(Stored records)

######

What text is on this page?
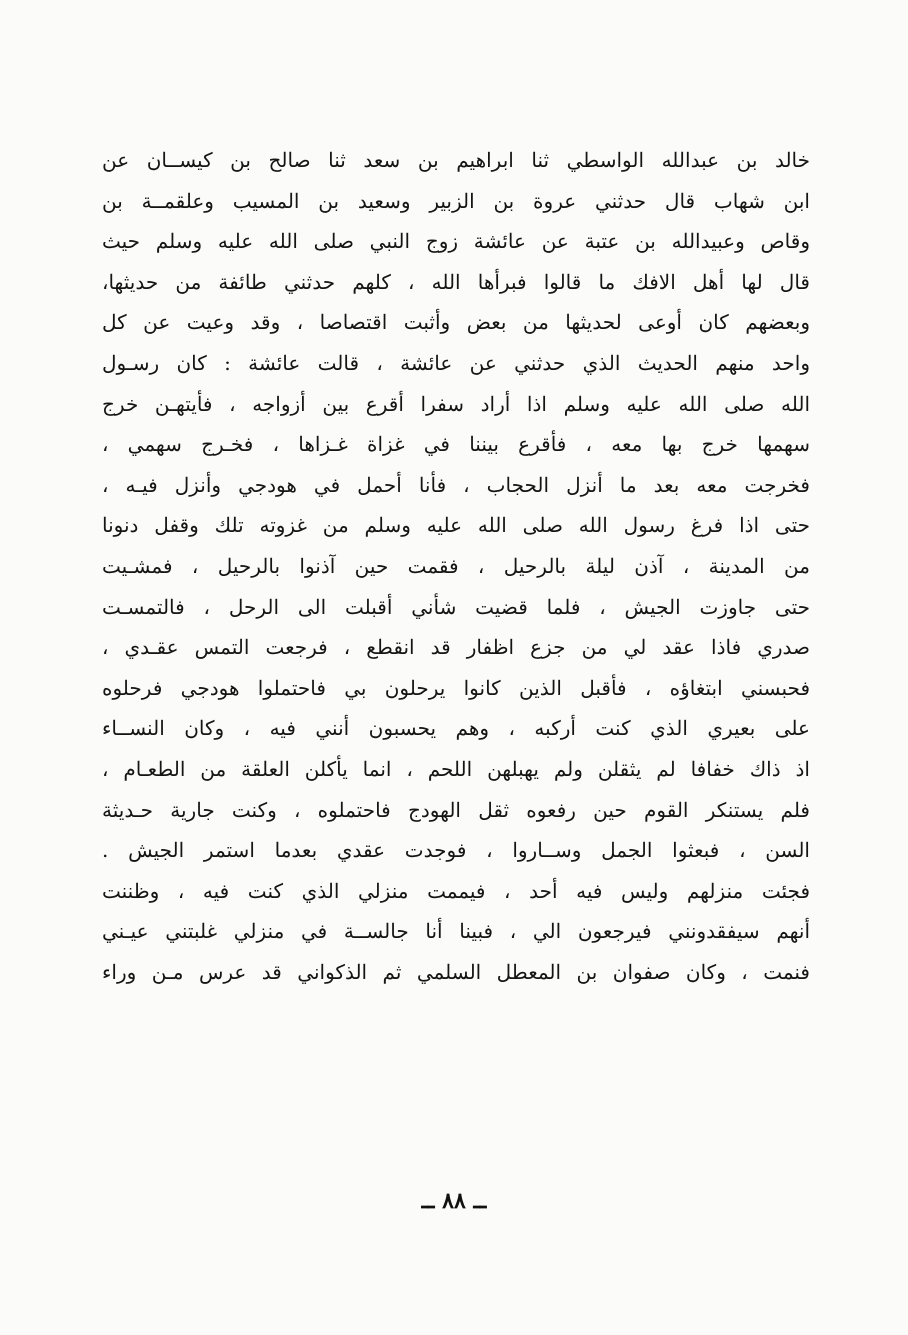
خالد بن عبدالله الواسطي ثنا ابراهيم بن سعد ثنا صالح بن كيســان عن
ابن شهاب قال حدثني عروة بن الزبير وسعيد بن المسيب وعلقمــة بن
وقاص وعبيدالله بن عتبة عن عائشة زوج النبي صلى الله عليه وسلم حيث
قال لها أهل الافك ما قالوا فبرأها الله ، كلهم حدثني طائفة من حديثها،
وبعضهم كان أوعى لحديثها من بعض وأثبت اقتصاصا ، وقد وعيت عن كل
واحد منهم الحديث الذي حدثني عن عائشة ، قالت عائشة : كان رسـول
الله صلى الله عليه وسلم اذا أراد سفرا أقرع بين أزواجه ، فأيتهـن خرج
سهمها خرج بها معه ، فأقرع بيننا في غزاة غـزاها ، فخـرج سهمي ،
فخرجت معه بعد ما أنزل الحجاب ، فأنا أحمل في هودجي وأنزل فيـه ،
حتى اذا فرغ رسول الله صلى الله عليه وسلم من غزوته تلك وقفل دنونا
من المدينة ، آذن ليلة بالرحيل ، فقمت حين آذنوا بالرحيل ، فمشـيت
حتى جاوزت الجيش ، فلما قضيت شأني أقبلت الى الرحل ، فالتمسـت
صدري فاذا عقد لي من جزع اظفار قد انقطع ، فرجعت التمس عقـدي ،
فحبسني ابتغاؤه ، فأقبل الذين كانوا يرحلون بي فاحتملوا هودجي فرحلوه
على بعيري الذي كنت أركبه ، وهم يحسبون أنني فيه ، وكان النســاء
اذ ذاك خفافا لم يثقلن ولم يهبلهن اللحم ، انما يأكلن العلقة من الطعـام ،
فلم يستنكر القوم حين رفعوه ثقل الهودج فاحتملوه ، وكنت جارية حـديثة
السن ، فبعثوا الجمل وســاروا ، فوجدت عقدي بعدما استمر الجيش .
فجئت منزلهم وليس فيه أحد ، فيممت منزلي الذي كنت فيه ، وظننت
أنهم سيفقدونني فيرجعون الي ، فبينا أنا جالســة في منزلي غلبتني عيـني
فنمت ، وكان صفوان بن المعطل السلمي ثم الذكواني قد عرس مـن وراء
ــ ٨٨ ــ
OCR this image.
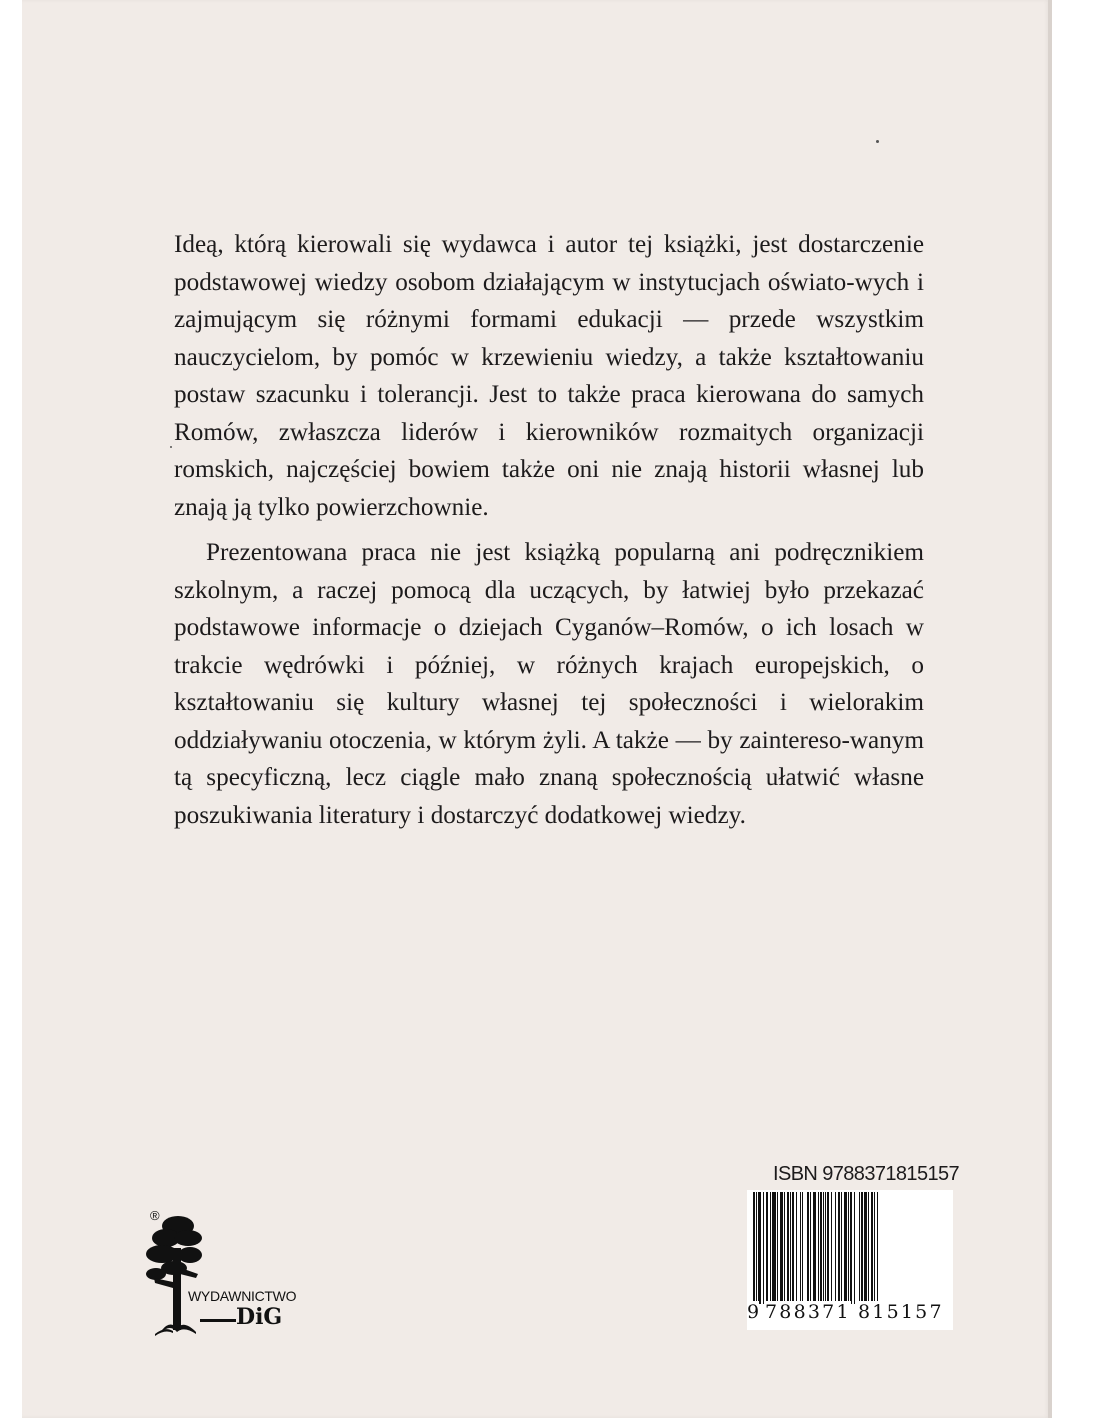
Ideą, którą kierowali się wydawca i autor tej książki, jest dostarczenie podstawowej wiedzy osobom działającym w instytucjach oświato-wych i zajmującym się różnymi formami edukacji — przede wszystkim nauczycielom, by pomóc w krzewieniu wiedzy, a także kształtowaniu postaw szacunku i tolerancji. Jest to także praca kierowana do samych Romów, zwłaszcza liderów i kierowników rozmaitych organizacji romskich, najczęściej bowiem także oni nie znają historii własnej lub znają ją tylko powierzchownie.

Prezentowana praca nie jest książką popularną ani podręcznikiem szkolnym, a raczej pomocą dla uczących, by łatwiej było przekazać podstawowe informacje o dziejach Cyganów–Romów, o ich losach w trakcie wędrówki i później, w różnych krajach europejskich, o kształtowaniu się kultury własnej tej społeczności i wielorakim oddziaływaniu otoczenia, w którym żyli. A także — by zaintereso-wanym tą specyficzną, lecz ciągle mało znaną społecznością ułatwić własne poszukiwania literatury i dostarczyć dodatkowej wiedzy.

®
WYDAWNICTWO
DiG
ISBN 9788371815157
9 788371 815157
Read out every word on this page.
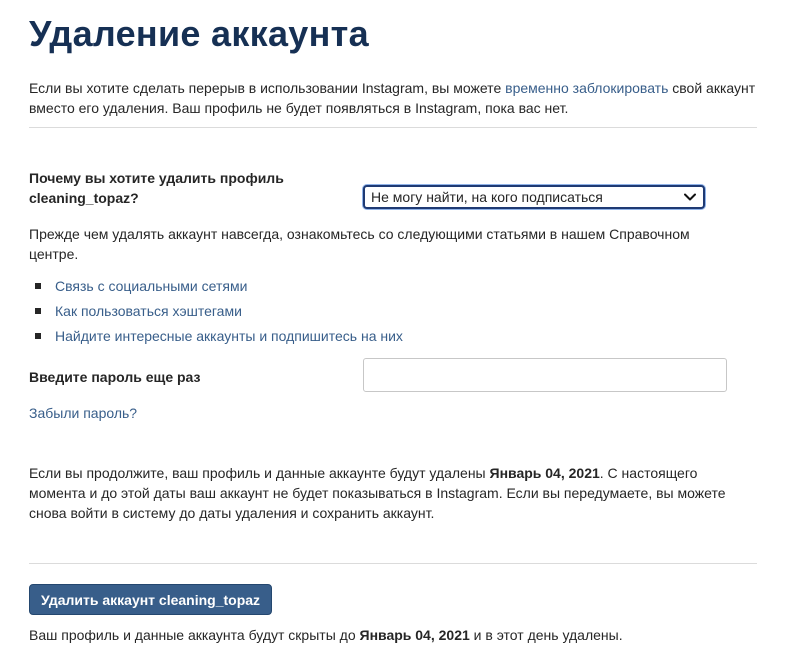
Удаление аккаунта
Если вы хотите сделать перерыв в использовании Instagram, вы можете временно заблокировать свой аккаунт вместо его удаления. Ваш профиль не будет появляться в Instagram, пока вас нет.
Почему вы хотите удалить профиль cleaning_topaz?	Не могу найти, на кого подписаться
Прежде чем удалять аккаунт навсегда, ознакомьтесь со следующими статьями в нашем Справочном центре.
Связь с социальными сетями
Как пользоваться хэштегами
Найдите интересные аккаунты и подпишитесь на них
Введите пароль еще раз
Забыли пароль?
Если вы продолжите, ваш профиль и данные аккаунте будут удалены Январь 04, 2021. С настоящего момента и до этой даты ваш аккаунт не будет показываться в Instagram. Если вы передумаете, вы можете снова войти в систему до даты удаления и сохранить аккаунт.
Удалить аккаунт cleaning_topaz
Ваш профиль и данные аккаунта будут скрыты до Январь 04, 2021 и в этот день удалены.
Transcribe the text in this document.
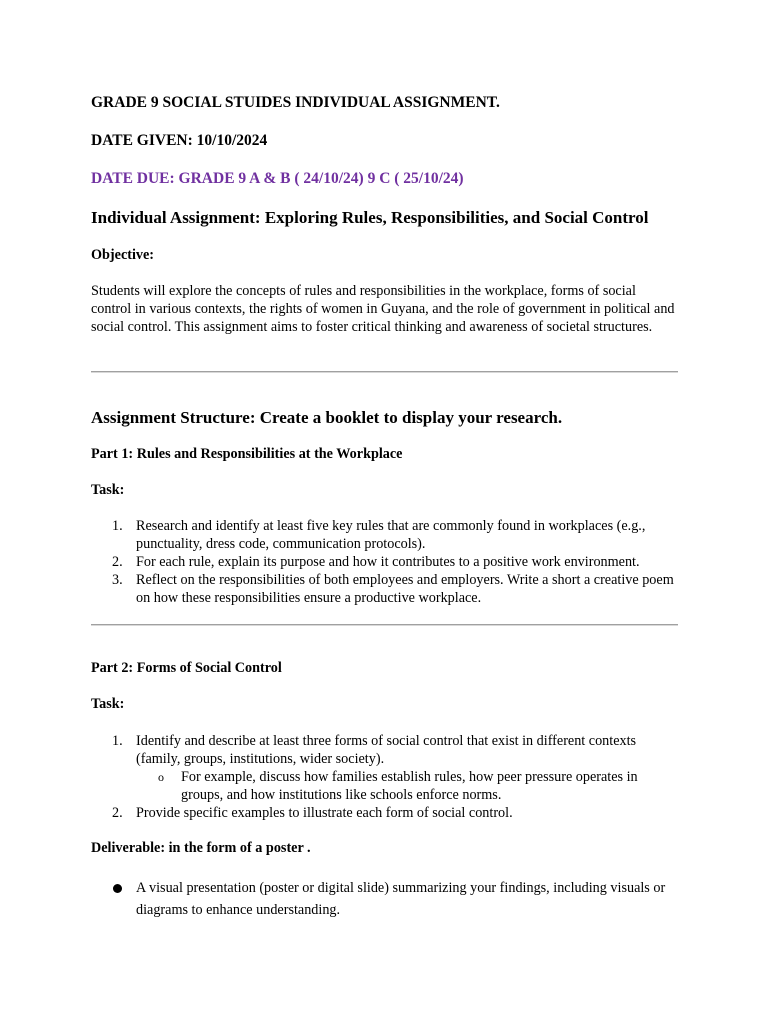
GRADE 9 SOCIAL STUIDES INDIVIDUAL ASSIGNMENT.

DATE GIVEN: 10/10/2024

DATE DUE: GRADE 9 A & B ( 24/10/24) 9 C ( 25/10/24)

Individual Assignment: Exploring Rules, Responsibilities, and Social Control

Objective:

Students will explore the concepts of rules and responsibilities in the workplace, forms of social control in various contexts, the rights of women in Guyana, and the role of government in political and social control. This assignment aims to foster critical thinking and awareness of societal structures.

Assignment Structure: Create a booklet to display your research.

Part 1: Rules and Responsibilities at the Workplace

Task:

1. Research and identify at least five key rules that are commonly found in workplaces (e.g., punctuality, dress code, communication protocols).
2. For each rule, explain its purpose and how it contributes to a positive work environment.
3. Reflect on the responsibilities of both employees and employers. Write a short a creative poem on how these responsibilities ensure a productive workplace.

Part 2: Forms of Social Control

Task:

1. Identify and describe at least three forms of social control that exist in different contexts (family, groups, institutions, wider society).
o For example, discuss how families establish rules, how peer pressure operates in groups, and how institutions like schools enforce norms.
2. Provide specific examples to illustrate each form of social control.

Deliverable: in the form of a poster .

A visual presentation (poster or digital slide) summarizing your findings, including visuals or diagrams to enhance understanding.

######

### [BRIEF]
Without the pictures, repeat all the records word for word.

### [RESPONSE BELOW]
What text is on this page?
خالد بن عبدالله الواسطي ثنا ابراهيم بن سعد ثنا صالح بن كيســان عن
ابن شهاب قال حدثني عروة بن الزبير وسعيد بن المسيب وعلقمــة بن
وقاص وعبيدالله بن عتبة عن عائشة زوج النبي صلى الله عليه وسلم حيث
قال لها أهل الافك ما قالوا فبرأها الله ، كلهم حدثني طائفة من حديثها،
وبعضهم كان أوعى لحديثها من بعض وأثبت اقتصاصا ، وقد وعيت عن كل
واحد منهم الحديث الذي حدثني عن عائشة ، قالت عائشة : كان رسـول
الله صلى الله عليه وسلم اذا أراد سفرا أقرع بين أزواجه ، فأيتهـن خرج
سهمها خرج بها معه ، فأقرع بيننا في غزاة غـزاها ، فخـرج سهمي ،
فخرجت معه بعد ما أنزل الحجاب ، فأنا أحمل في هودجي وأنزل فيـه ،
حتى اذا فرغ رسول الله صلى الله عليه وسلم من غزوته تلك وقفل دنونا
من المدينة ، آذن ليلة بالرحيل ، فقمت حين آذنوا بالرحيل ، فمشـيت
حتى جاوزت الجيش ، فلما قضيت شأني أقبلت الى الرحل ، فالتمسـت
صدري فاذا عقد لي من جزع اظفار قد انقطع ، فرجعت التمس عقـدي ،
فحبسني ابتغاؤه ، فأقبل الذين كانوا يرحلون بي فاحتملوا هودجي فرحلوه
على بعيري الذي كنت أركبه ، وهم يحسبون أنني فيه ، وكان النســاء
اذ ذاك خفافا لم يثقلن ولم يهبلهن اللحم ، انما يأكلن العلقة من الطعـام ،
فلم يستنكر القوم حين رفعوه ثقل الهودج فاحتملوه ، وكنت جارية حـديثة
السن ، فبعثوا الجمل وســاروا ، فوجدت عقدي بعدما استمر الجيش .
فجئت منزلهم وليس فيه أحد ، فيممت منزلي الذي كنت فيه ، وظننت
أنهم سيفقدونني فيرجعون الي ، فبينا أنا جالســة في منزلي غلبتني عيـني
فنمت ، وكان صفوان بن المعطل السلمي ثم الذكواني قد عرس مـن وراء
ــ ٨٨ ــ
OCR this image.
Ideą, którą kierowali się wydawca i autor tej książki, jest dostarczenie podstawowej wiedzy osobom działającym w instytucjach oświato-wych i zajmującym się różnymi formami edukacji — przede wszystkim nauczycielom, by pomóc w krzewieniu wiedzy, a także kształtowaniu postaw szacunku i tolerancji. Jest to także praca kierowana do samych Romów, zwłaszcza liderów i kierowników rozmaitych organizacji romskich, najczęściej bowiem także oni nie znają historii własnej lub znają ją tylko powierzchownie.

Prezentowana praca nie jest książką popularną ani podręcznikiem szkolnym, a raczej pomocą dla uczących, by łatwiej było przekazać podstawowe informacje o dziejach Cyganów–Romów, o ich losach w trakcie wędrówki i później, w różnych krajach europejskich, o kształtowaniu się kultury własnej tej społeczności i wielorakim oddziaływaniu otoczenia, w którym żyli. A także — by zaintereso-wanym tą specyficzną, lecz ciągle mało znaną społecznością ułatwić własne poszukiwania literatury i dostarczyć dodatkowej wiedzy.

®
WYDAWNICTWO
DiG
ISBN 9788371815157
9 788371 815157
Read out every word on this page.
Удаление аккаунта
Если вы хотите сделать перерыв в использовании Instagram, вы можете временно заблокировать свой аккаунт вместо его удаления. Ваш профиль не будет появляться в Instagram, пока вас нет.
Почему вы хотите удалить профиль cleaning_topaz?	Не могу найти, на кого подписаться
Прежде чем удалять аккаунт навсегда, ознакомьтесь со следующими статьями в нашем Справочном центре.
Связь с социальными сетями
Как пользоваться хэштегами
Найдите интересные аккаунты и подпишитесь на них
Введите пароль еще раз
Забыли пароль?
Если вы продолжите, ваш профиль и данные аккаунте будут удалены Январь 04, 2021. С настоящего момента и до этой даты ваш аккаунт не будет показываться в Instagram. Если вы передумаете, вы можете снова войти в систему до даты удаления и сохранить аккаунт.
Удалить аккаунт cleaning_topaz
Ваш профиль и данные аккаунта будут скрыты до Январь 04, 2021 и в этот день удалены.
Transcribe the text in this document.
GRADE 9 SOCIAL STUIDES INDIVIDUAL ASSIGNMENT.

DATE GIVEN: 10/10/2024

DATE DUE: GRADE 9 A & B ( 24/10/24) 9 C ( 25/10/24)

Individual Assignment: Exploring Rules, Responsibilities, and Social Control

Objective:

Students will explore the concepts of rules and responsibilities in the workplace, forms of social control in various contexts, the rights of women in Guyana, and the role of government in political and social control. This assignment aims to foster critical thinking and awareness of societal structures.

Assignment Structure: Create a booklet to display your research.

Part 1: Rules and Responsibilities at the Workplace

Task:

1. Research and identify at least five key rules that are commonly found in workplaces (e.g., punctuality, dress code, communication protocols).
2. For each rule, explain its purpose and how it contributes to a positive work environment.
3. Reflect on the responsibilities of both employees and employers. Write a short a creative poem on how these responsibilities ensure a productive workplace.

Part 2: Forms of Social Control

Task:

1. Identify and describe at least three forms of social control that exist in different contexts (family, groups, institutions, wider society).
o For example, discuss how families establish rules, how peer pressure operates in groups, and how institutions like schools enforce norms.
2. Provide specific examples to illustrate each form of social control.

Deliverable: in the form of a poster .

A visual presentation (poster or digital slide) summarizing your findings, including visuals or diagrams to enhance understanding.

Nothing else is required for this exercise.